## REQUIRED WORK
Turn the stretch from the row containing "scan-speck [22, 266, 24, 267]" through the last of the rows into a Markdown table with the columns No. and Row text, skipping any blank lines.

>> START MATERIAL FOR THE TASK

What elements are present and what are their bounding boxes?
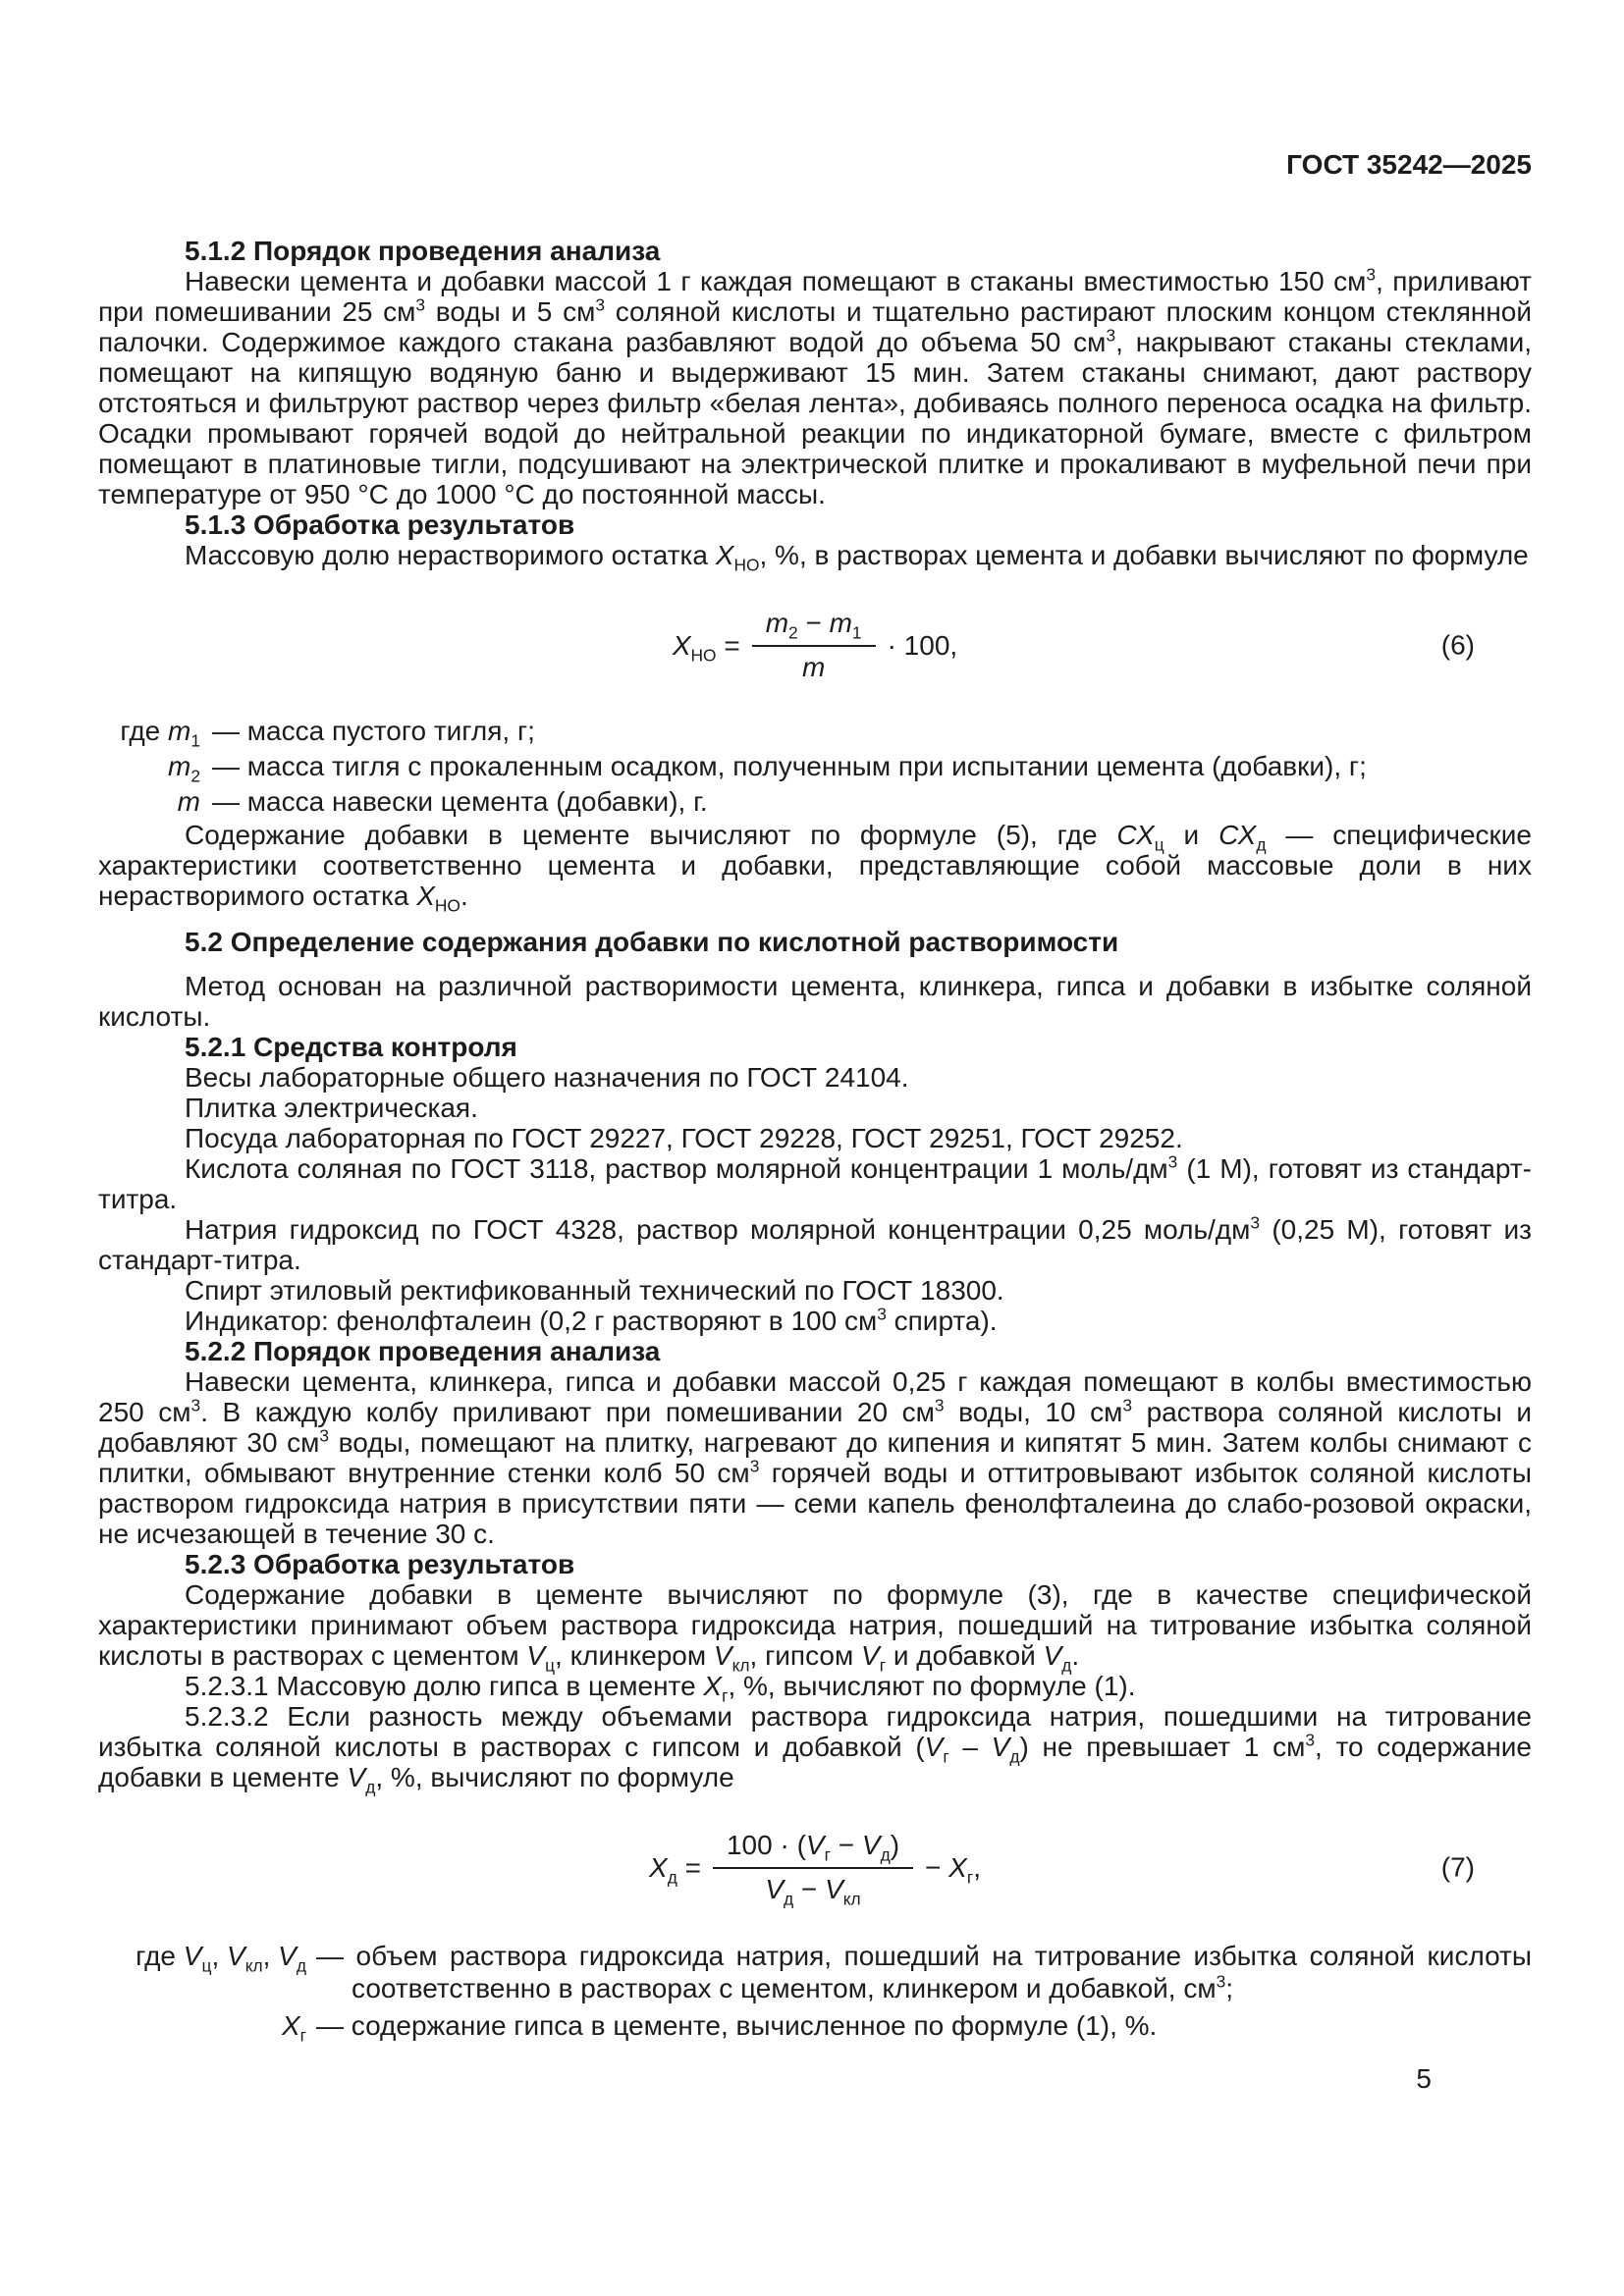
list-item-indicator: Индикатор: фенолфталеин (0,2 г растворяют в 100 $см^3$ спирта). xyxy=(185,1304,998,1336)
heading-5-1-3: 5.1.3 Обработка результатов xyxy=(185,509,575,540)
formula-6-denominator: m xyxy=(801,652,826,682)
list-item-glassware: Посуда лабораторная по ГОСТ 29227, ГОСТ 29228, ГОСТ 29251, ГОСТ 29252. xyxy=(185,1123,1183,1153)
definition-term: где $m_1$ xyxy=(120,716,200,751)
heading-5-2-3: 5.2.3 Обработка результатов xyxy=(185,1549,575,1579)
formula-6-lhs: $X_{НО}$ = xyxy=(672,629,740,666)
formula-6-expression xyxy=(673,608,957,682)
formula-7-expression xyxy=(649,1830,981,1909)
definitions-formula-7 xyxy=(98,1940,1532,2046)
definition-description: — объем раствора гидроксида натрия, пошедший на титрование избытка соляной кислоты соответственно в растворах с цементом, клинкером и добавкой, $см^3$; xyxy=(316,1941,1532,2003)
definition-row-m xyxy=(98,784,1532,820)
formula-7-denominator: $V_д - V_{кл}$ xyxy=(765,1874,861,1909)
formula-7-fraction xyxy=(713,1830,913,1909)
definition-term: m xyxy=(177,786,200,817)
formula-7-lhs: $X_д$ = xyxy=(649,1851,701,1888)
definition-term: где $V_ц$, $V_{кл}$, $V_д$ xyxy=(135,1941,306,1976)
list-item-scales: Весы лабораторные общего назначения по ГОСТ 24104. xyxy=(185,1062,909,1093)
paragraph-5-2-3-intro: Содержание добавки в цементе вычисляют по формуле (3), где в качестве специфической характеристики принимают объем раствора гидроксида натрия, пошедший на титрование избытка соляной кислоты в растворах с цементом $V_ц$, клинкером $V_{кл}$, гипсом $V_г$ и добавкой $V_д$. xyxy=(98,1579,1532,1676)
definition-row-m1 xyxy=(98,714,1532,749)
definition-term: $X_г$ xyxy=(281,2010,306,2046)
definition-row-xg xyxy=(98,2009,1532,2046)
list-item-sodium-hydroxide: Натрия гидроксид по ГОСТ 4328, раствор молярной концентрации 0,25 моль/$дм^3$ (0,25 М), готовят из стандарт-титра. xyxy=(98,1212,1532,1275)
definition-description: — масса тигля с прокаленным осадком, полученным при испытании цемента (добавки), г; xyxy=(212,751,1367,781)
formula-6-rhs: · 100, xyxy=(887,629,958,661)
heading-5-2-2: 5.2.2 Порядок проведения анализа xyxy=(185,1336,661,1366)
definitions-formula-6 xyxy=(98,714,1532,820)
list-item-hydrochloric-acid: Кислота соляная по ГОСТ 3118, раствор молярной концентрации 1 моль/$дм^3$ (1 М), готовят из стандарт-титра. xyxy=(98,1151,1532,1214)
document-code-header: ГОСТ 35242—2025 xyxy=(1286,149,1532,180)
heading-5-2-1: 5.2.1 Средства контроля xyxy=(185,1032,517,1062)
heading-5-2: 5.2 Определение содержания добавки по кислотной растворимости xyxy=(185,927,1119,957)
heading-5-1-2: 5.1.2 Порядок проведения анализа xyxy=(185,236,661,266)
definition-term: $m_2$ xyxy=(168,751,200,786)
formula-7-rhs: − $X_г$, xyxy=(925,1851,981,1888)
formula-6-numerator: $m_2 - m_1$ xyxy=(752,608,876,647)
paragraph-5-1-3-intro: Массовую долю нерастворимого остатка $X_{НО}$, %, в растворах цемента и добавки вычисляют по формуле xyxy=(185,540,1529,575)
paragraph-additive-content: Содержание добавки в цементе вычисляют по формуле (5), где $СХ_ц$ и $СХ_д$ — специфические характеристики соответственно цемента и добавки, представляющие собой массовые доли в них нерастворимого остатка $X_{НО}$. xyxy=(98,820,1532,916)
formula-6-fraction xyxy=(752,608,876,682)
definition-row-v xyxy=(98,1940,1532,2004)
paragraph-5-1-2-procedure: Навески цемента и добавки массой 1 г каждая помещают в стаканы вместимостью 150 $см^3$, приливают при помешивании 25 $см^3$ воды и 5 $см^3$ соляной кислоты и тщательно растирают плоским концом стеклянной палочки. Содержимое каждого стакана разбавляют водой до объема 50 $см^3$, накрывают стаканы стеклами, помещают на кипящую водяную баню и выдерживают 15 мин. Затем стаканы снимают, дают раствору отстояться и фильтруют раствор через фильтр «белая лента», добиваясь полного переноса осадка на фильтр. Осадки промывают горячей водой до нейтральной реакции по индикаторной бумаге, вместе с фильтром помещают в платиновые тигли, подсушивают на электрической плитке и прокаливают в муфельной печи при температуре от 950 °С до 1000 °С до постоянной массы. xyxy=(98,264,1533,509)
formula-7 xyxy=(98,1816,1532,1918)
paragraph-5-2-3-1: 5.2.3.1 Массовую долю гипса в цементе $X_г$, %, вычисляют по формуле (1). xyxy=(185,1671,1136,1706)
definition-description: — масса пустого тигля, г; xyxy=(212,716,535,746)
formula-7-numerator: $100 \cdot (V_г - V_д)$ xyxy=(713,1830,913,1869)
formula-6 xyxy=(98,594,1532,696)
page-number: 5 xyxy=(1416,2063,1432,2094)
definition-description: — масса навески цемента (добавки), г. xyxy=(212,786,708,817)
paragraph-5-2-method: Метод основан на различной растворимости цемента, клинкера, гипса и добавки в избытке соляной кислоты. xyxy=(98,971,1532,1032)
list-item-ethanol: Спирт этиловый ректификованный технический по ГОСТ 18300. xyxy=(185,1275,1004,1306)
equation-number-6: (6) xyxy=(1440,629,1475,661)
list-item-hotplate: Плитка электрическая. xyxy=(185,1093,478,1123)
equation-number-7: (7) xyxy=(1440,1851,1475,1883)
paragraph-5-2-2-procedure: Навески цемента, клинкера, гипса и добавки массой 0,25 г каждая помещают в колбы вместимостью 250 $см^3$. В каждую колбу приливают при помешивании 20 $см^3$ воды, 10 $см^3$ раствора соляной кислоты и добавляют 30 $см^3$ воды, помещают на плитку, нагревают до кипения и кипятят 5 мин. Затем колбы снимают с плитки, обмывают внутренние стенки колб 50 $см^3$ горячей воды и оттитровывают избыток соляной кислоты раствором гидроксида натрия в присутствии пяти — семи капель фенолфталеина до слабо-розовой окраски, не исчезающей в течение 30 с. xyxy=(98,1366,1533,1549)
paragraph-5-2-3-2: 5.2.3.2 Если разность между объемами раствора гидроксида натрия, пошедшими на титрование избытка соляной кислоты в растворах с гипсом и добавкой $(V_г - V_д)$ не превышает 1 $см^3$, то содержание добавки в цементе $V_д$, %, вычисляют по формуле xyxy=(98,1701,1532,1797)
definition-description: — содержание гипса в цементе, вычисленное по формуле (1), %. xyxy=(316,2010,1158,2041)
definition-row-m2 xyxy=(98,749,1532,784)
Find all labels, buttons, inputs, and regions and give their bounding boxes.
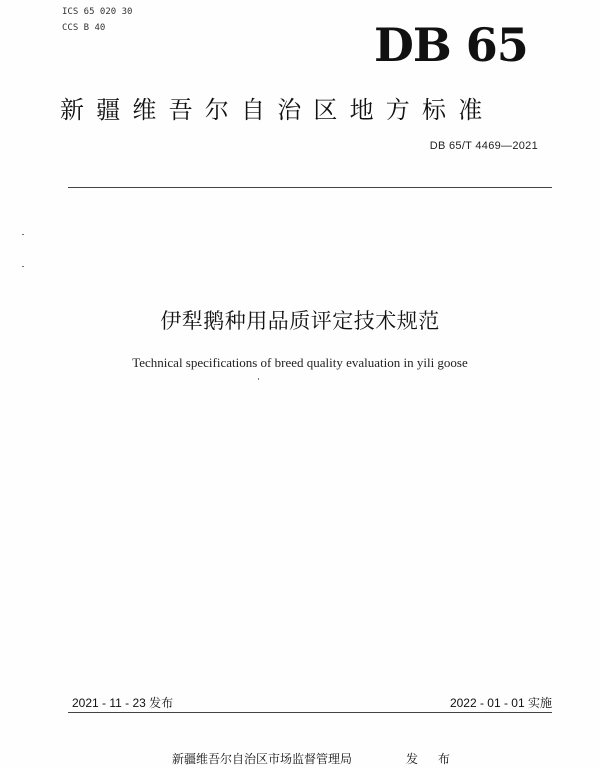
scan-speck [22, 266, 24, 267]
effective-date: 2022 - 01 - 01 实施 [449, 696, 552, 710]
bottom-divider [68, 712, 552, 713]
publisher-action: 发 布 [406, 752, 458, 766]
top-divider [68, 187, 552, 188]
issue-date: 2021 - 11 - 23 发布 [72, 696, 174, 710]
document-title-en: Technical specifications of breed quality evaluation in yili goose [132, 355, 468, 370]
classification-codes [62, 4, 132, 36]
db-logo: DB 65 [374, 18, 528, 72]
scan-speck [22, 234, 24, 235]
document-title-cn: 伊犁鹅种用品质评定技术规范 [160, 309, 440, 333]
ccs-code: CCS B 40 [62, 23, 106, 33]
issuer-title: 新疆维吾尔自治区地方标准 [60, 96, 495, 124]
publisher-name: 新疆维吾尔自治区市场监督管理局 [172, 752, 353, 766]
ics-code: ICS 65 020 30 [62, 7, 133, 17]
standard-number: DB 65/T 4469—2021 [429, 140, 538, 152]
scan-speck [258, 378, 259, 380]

>> END MATERIAL FOR THE TASK

## WRITTEN ANSWER
| No. | Row text |
|---|---|
| 1 | scan-speck [22, 266, 24, 267] |
| 2 | effective-date: 2022 - 01 - 01 实施 [449, 696, 552, 710] |
| 3 | bottom-divider [68, 712, 552, 713] |
| 4 | publisher-action: 发 布 [406, 752, 458, 766] |
| 5 | top-divider [68, 187, 552, 188] |
| 6 | issue-date: 2021 - 11 - 23 发布 [72, 696, 174, 710] |
| 7 | document-title-en: Technical specifications of breed quality evaluation in yili goose [132, 355, 468, 370] |
| 8 | classification-codes [62, 4, 132, 36] |
| 9 | db-logo: DB 65 [374, 18, 528, 72] |
| 10 | scan-speck [22, 234, 24, 235] |
| 11 | document-title-cn: 伊犁鹅种用品质评定技术规范 [160, 309, 440, 333] |
| 12 | ccs-code: CCS B 40 [62, 23, 106, 33] |
| 13 | issuer-title: 新疆维吾尔自治区地方标准 [60, 96, 495, 124] |
| 14 | publisher-name: 新疆维吾尔自治区市场监督管理局 [172, 752, 353, 766] |
| 15 | ics-code: ICS 65 020 30 [62, 7, 133, 17] |
| 16 | standard-number: DB 65/T 4469—2021 [429, 140, 538, 152] |
| 17 | scan-speck [258, 378, 259, 380] |